__TASK INPUT__.
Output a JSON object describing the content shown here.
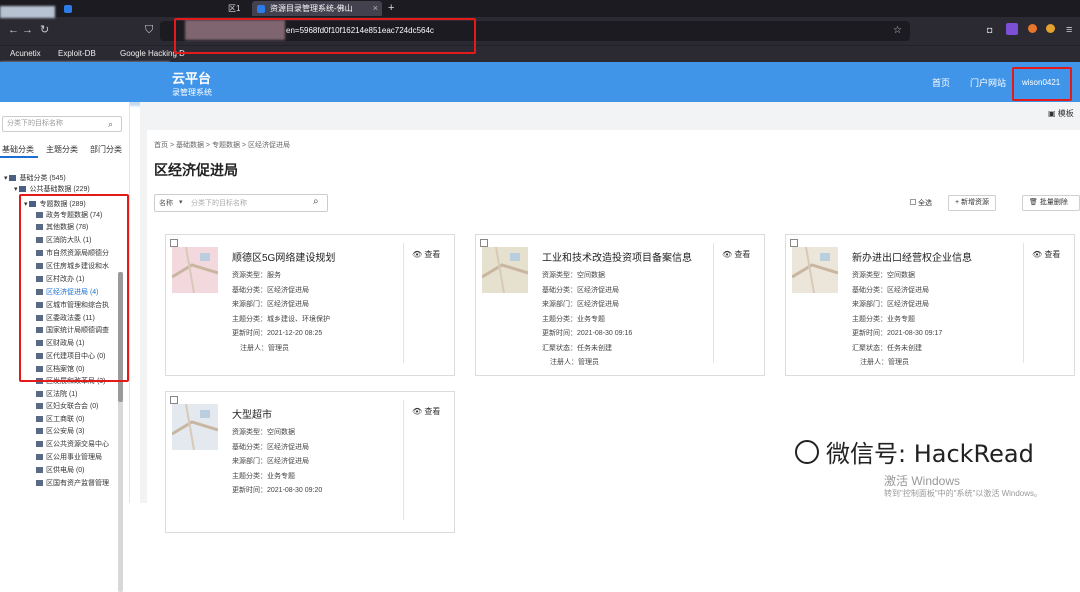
{
  "browser": {
    "tab_inactive": "区1",
    "tab_active": "资源目录管理系统-佛山",
    "url": "en=5968fd0f10f16214e851eac724dc564c",
    "bookmarks": [
      "Acunetix",
      "Exploit-DB",
      "Google Hacking D"
    ],
    "new_tab": "+",
    "close_tab": "×"
  },
  "header": {
    "title_line1": "云平台",
    "title_line2": "录管理系统",
    "nav_home": "首页",
    "nav_portal": "门户网站",
    "username": "wison0421"
  },
  "sidebar": {
    "search_placeholder": "分类下的目标名称",
    "tabs": [
      "基础分类",
      "主题分类",
      "部门分类"
    ],
    "tree": [
      {
        "label": "基础分类 (545)",
        "level": 0
      },
      {
        "label": "公共基础数据 (229)",
        "level": 1
      },
      {
        "label": "专题数据 (289)",
        "level": 1
      },
      {
        "label": "政务专题数据 (74)",
        "level": 2
      },
      {
        "label": "其他数据 (78)",
        "level": 2
      },
      {
        "label": "区消防大队 (1)",
        "level": 2
      },
      {
        "label": "市自然资源局顺德分",
        "level": 2
      },
      {
        "label": "区住房城乡建设和水",
        "level": 2
      },
      {
        "label": "区村改办 (1)",
        "level": 2
      },
      {
        "label": "区经济促进局 (4)",
        "level": 2,
        "selected": true
      },
      {
        "label": "区城市管理和综合执",
        "level": 2
      },
      {
        "label": "区委政法委 (11)",
        "level": 2
      },
      {
        "label": "国家统计局顺德调查",
        "level": 2
      },
      {
        "label": "区财政局 (1)",
        "level": 2
      },
      {
        "label": "区代建项目中心 (0)",
        "level": 2
      },
      {
        "label": "区档案馆 (0)",
        "level": 2
      },
      {
        "label": "区发展和改革局 (3)",
        "level": 2
      },
      {
        "label": "区法院 (1)",
        "level": 2
      },
      {
        "label": "区妇女联合会 (0)",
        "level": 2
      },
      {
        "label": "区工商联 (0)",
        "level": 2
      },
      {
        "label": "区公安局 (3)",
        "level": 2
      },
      {
        "label": "区公共资源交易中心",
        "level": 2
      },
      {
        "label": "区公用事业管理局",
        "level": 2
      },
      {
        "label": "区供电局 (0)",
        "level": 2
      },
      {
        "label": "区国有资产监督管理",
        "level": 2
      }
    ]
  },
  "main": {
    "template_label": "模板",
    "breadcrumb": [
      "首页",
      "基础数据",
      "专题数据",
      "区经济促进局"
    ],
    "page_title": "区经济促进局",
    "filter_select": "名称",
    "filter_placeholder": "分类下的目标名称",
    "select_all": "全选",
    "add_button": "+ 新增资源",
    "batch_delete": "批量删除",
    "view_label": "查看",
    "cards": [
      {
        "title": "顺德区5G网络建设规划",
        "lines": [
          "资源类型：服务",
          "基础分类：区经济促进局",
          "来源部门：区经济促进局",
          "主题分类：城乡建设、环境保护",
          "更新时间：2021-12-20 08:25",
          "注册人：管理员"
        ]
      },
      {
        "title": "工业和技术改造投资项目备案信息",
        "lines": [
          "资源类型：空间数据",
          "基础分类：区经济促进局",
          "来源部门：区经济促进局",
          "主题分类：业务专题",
          "更新时间：2021-08-30 09:16",
          "汇聚状态：任务未创建",
          "注册人：管理员"
        ]
      },
      {
        "title": "新办进出口经营权企业信息",
        "lines": [
          "资源类型：空间数据",
          "基础分类：区经济促进局",
          "来源部门：区经济促进局",
          "主题分类：业务专题",
          "更新时间：2021-08-30 09:17",
          "汇聚状态：任务未创建",
          "注册人：管理员"
        ]
      },
      {
        "title": "大型超市",
        "lines": [
          "资源类型：空间数据",
          "基础分类：区经济促进局",
          "来源部门：区经济促进局",
          "主题分类：业务专题",
          "更新时间：2021-08-30 09:20"
        ]
      }
    ]
  },
  "overlay": {
    "windows_line1": "激活 Windows",
    "windows_line2": "转到\"控制面板\"中的\"系统\"以激活 Windows。",
    "watermark": "微信号: HackRead"
  },
  "colors": {
    "header_blue": "#4095e8",
    "highlight_red": "#e41919",
    "link_blue": "#1a6fd1"
  }
}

__DIRECTIONS FOR THIS TASK__. Return the entries unchanged, save for the pictures, which do not belong in the copy.

__FULL RESPONSE__.
Output a JSON object describing the content shown here.
{
  "browser": {
    "tab_inactive": "区1",
    "tab_active": "资源目录管理系统-佛山",
    "url": "en=5968fd0f10f16214e851eac724dc564c",
    "bookmarks": [
      "Acunetix",
      "Exploit-DB",
      "Google Hacking D"
    ],
    "new_tab": "+",
    "close_tab": "×"
  },
  "header": {
    "title_line1": "云平台",
    "title_line2": "录管理系统",
    "nav_home": "首页",
    "nav_portal": "门户网站",
    "username": "wison0421"
  },
  "sidebar": {
    "search_placeholder": "分类下的目标名称",
    "tabs": [
      "基础分类",
      "主题分类",
      "部门分类"
    ],
    "tree": [
      {
        "label": "基础分类 (545)",
        "level": 0
      },
      {
        "label": "公共基础数据 (229)",
        "level": 1
      },
      {
        "label": "专题数据 (289)",
        "level": 1
      },
      {
        "label": "政务专题数据 (74)",
        "level": 2
      },
      {
        "label": "其他数据 (78)",
        "level": 2
      },
      {
        "label": "区消防大队 (1)",
        "level": 2
      },
      {
        "label": "市自然资源局顺德分",
        "level": 2
      },
      {
        "label": "区住房城乡建设和水",
        "level": 2
      },
      {
        "label": "区村改办 (1)",
        "level": 2
      },
      {
        "label": "区经济促进局 (4)",
        "level": 2,
        "selected": true
      },
      {
        "label": "区城市管理和综合执",
        "level": 2
      },
      {
        "label": "区委政法委 (11)",
        "level": 2
      },
      {
        "label": "国家统计局顺德调查",
        "level": 2
      },
      {
        "label": "区财政局 (1)",
        "level": 2
      },
      {
        "label": "区代建项目中心 (0)",
        "level": 2
      },
      {
        "label": "区档案馆 (0)",
        "level": 2
      },
      {
        "label": "区发展和改革局 (3)",
        "level": 2
      },
      {
        "label": "区法院 (1)",
        "level": 2
      },
      {
        "label": "区妇女联合会 (0)",
        "level": 2
      },
      {
        "label": "区工商联 (0)",
        "level": 2
      },
      {
        "label": "区公安局 (3)",
        "level": 2
      },
      {
        "label": "区公共资源交易中心",
        "level": 2
      },
      {
        "label": "区公用事业管理局",
        "level": 2
      },
      {
        "label": "区供电局 (0)",
        "level": 2
      },
      {
        "label": "区国有资产监督管理",
        "level": 2
      }
    ]
  },
  "main": {
    "template_label": "模板",
    "breadcrumb": [
      "首页",
      "基础数据",
      "专题数据",
      "区经济促进局"
    ],
    "page_title": "区经济促进局",
    "filter_select": "名称",
    "filter_placeholder": "分类下的目标名称",
    "select_all": "全选",
    "add_button": "+ 新增资源",
    "batch_delete": "批量删除",
    "view_label": "查看",
    "cards": [
      {
        "title": "顺德区5G网络建设规划",
        "lines": [
          "资源类型：服务",
          "基础分类：区经济促进局",
          "来源部门：区经济促进局",
          "主题分类：城乡建设、环境保护",
          "更新时间：2021-12-20 08:25",
          "注册人：管理员"
        ]
      },
      {
        "title": "工业和技术改造投资项目备案信息",
        "lines": [
          "资源类型：空间数据",
          "基础分类：区经济促进局",
          "来源部门：区经济促进局",
          "主题分类：业务专题",
          "更新时间：2021-08-30 09:16",
          "汇聚状态：任务未创建",
          "注册人：管理员"
        ]
      },
      {
        "title": "新办进出口经营权企业信息",
        "lines": [
          "资源类型：空间数据",
          "基础分类：区经济促进局",
          "来源部门：区经济促进局",
          "主题分类：业务专题",
          "更新时间：2021-08-30 09:17",
          "汇聚状态：任务未创建",
          "注册人：管理员"
        ]
      },
      {
        "title": "大型超市",
        "lines": [
          "资源类型：空间数据",
          "基础分类：区经济促进局",
          "来源部门：区经济促进局",
          "主题分类：业务专题",
          "更新时间：2021-08-30 09:20"
        ]
      }
    ]
  },
  "overlay": {
    "windows_line1": "激活 Windows",
    "windows_line2": "转到\"控制面板\"中的\"系统\"以激活 Windows。",
    "watermark": "微信号: HackRead"
  },
  "colors": {
    "header_blue": "#4095e8",
    "highlight_red": "#e41919",
    "link_blue": "#1a6fd1"
  }
}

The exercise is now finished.